WORK TO COMPLETE - How many lines in the data contain the string "Yellow"? Case counts, and the reply should be the number alone.

Labeled box records:
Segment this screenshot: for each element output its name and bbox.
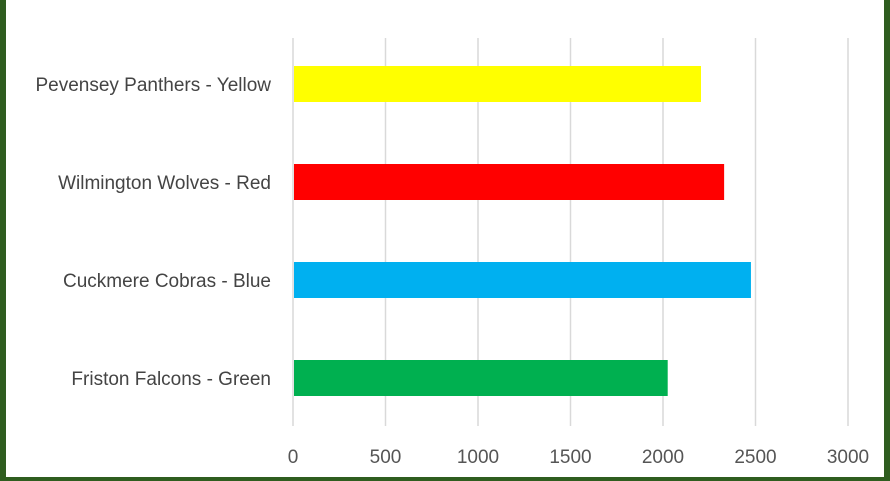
- x-tick-label-0: 0: [288, 447, 299, 468]
- category-label-1: Pevensey Panthers - Yellow: [35, 75, 271, 96]
- bar-3: [294, 262, 751, 298]
- bar-chart: Pevensey Panthers - Yellow Wilmington Wol…: [35, 38, 869, 468]
- bar-4: [294, 360, 668, 396]
- bar-2: [294, 164, 725, 200]
- x-tick-label-500: 500: [370, 447, 402, 468]
- x-tick-label-1000: 1000: [457, 447, 499, 468]
- x-tick-label-2000: 2000: [642, 447, 684, 468]
- chart-frame: Pevensey Panthers - Yellow Wilmington Wol…: [6, 0, 884, 477]
- category-label-2: Wilmington Wolves - Red: [58, 173, 271, 194]
- category-label-3: Cuckmere Cobras - Blue: [63, 271, 271, 292]
- bar-1: [294, 66, 701, 102]
- x-tick-label-2500: 2500: [734, 447, 776, 468]
- category-label-4: Friston Falcons - Green: [71, 369, 271, 390]
- x-tick-label-1500: 1500: [549, 447, 591, 468]
- x-tick-label-3000: 3000: [827, 447, 869, 468]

TASK SOLUTION - 3